Dataset items:

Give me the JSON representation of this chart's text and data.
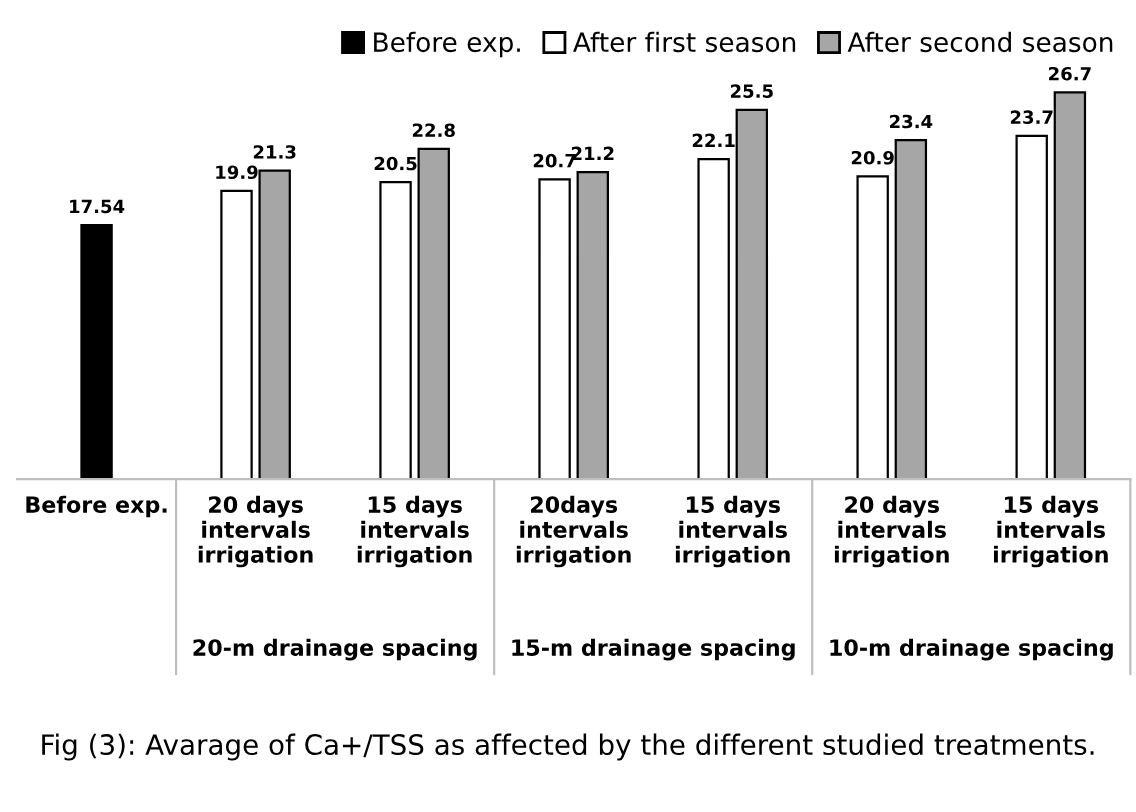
{
  "chart_data": {
    "type": "bar",
    "categories": [
      "Before exp.",
      "20 days\nintervals\nirrigation",
      "15 days\nintervals\nirrigation",
      "20days\nintervals\nirrigation",
      "15 days\nintervals\nirrigation",
      "20 days\nintervals\nirrigation",
      "15 days\nintervals\nirrigation"
    ],
    "series": [
      {
        "name": "Before exp.",
        "color": "#000000",
        "values": [
          17.54,
          null,
          null,
          null,
          null,
          null,
          null
        ]
      },
      {
        "name": "After first season",
        "color": "#ffffff",
        "values": [
          null,
          19.9,
          20.5,
          20.7,
          22.1,
          20.9,
          23.7
        ]
      },
      {
        "name": "After second season",
        "color": "#a6a6a6",
        "values": [
          null,
          21.3,
          22.8,
          21.2,
          25.5,
          23.4,
          26.7
        ]
      }
    ],
    "annotations": [
      "20-m drainage spacing",
      "15-m drainage spacing",
      "10-m drainage spacing",
      "Fig (3): Avarage of Ca+/TSS as affected by the different studied treatments."
    ],
    "data_labels": true,
    "legend": "top right",
    "grid": false
  }
}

• _Task goal_
Print the complete listing exactly as it stands, without its pictures.

• _Expected output_
Give me the JSON representation of this chart's text and data.
{
  "chart_data": {
    "type": "bar",
    "categories": [
      "Before exp.",
      "20 days\nintervals\nirrigation",
      "15 days\nintervals\nirrigation",
      "20days\nintervals\nirrigation",
      "15 days\nintervals\nirrigation",
      "20 days\nintervals\nirrigation",
      "15 days\nintervals\nirrigation"
    ],
    "series": [
      {
        "name": "Before exp.",
        "color": "#000000",
        "values": [
          17.54,
          null,
          null,
          null,
          null,
          null,
          null
        ]
      },
      {
        "name": "After first season",
        "color": "#ffffff",
        "values": [
          null,
          19.9,
          20.5,
          20.7,
          22.1,
          20.9,
          23.7
        ]
      },
      {
        "name": "After second season",
        "color": "#a6a6a6",
        "values": [
          null,
          21.3,
          22.8,
          21.2,
          25.5,
          23.4,
          26.7
        ]
      }
    ],
    "annotations": [
      "20-m drainage spacing",
      "15-m drainage spacing",
      "10-m drainage spacing",
      "Fig (3): Avarage of Ca+/TSS as affected by the different studied treatments."
    ],
    "data_labels": true,
    "legend": "top right",
    "grid": false
  }
}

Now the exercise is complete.